(Data listing)
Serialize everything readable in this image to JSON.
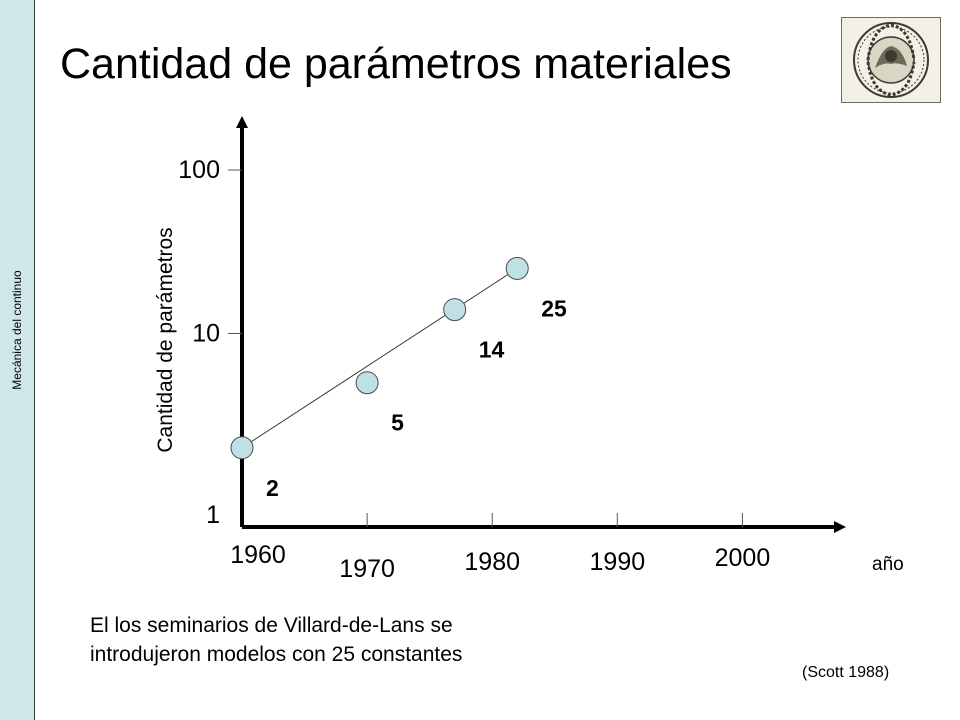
{
  "sidebar": {
    "label": "Mecánica del continuo"
  },
  "slide": {
    "title": "Cantidad de parámetros materiales",
    "caption": "El los seminarios de Villard-de-Lans se\nintrodujeron modelos con 25 constantes",
    "source": "(Scott 1988)"
  },
  "logo": {
    "type": "university-seal",
    "colors": {
      "paper": "#f3f1e7",
      "ink": "#3b3a30"
    }
  },
  "colors": {
    "sidebar": "#cfe7ea",
    "marker_fill": "#bfe1e6",
    "marker_stroke": "#4a4a4a",
    "axis": "#000000"
  },
  "chart_data": {
    "type": "scatter",
    "title": "",
    "xlabel": "año",
    "ylabel": "Cantidad de parámetros",
    "yscale": "log",
    "xlim": [
      1960,
      2005
    ],
    "ylim": [
      1,
      100
    ],
    "grid": false,
    "x_ticks": [
      1960,
      1970,
      1980,
      1990,
      2000
    ],
    "y_ticks": [
      1,
      10,
      100
    ],
    "points": [
      {
        "x": 1960,
        "y": 2,
        "label": "2"
      },
      {
        "x": 1970,
        "y": 5,
        "label": "5"
      },
      {
        "x": 1977,
        "y": 14,
        "label": "14"
      },
      {
        "x": 1982,
        "y": 25,
        "label": "25"
      }
    ],
    "trendline": true
  }
}
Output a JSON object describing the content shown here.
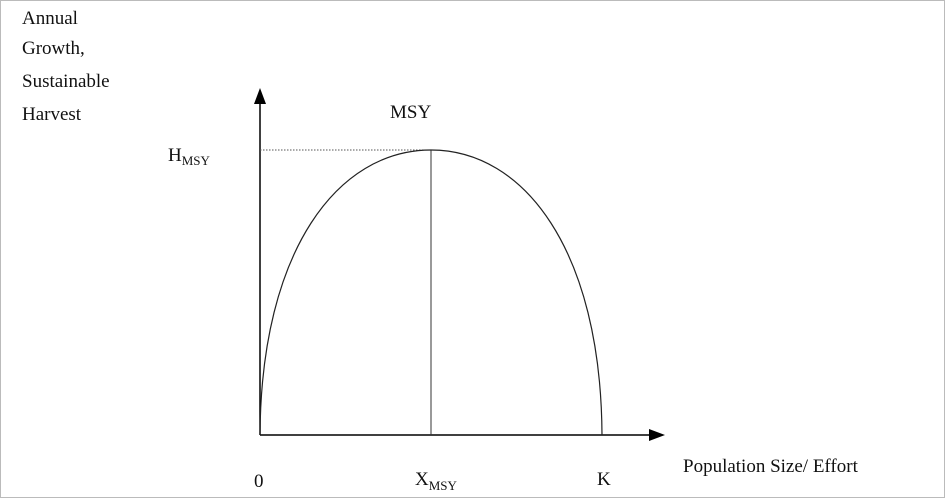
{
  "y_axis_label": [
    "Annual",
    "Growth,",
    "Sustainable",
    "Harvest"
  ],
  "peak_label": "MSY",
  "y_marker": {
    "main": "H",
    "sub": "MSY"
  },
  "x_markers": {
    "origin": "0",
    "x_msy": {
      "main": "X",
      "sub": "MSY"
    },
    "k": "K"
  },
  "x_axis_label": "Population Size/ Effort"
}
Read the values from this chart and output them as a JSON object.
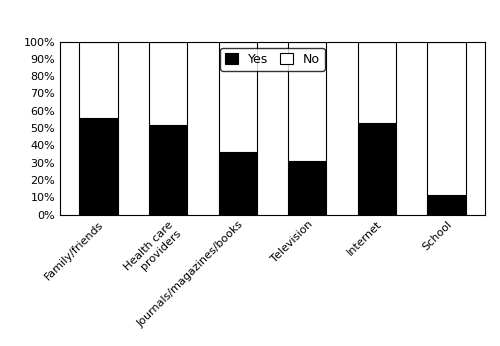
{
  "categories": [
    "Family/friends",
    "Health care\nproviders",
    "Journals/magazines/books",
    "Television",
    "Internet",
    "School"
  ],
  "yes_values": [
    56,
    52,
    36,
    31,
    53,
    11
  ],
  "no_values": [
    44,
    48,
    64,
    69,
    47,
    89
  ],
  "yes_color": "#000000",
  "no_color": "#ffffff",
  "bar_edge_color": "#000000",
  "ytick_labels": [
    "0%",
    "10%",
    "20%",
    "30%",
    "40%",
    "50%",
    "60%",
    "70%",
    "80%",
    "90%",
    "100%"
  ],
  "ytick_values": [
    0,
    10,
    20,
    30,
    40,
    50,
    60,
    70,
    80,
    90,
    100
  ],
  "ylim": [
    0,
    100
  ],
  "bar_width": 0.55,
  "figwidth": 5.0,
  "figheight": 3.46,
  "dpi": 100
}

• [WORK TO DO]: State only the number of lines in these entries that contain "parámetros".

• [SOLUTION]: 2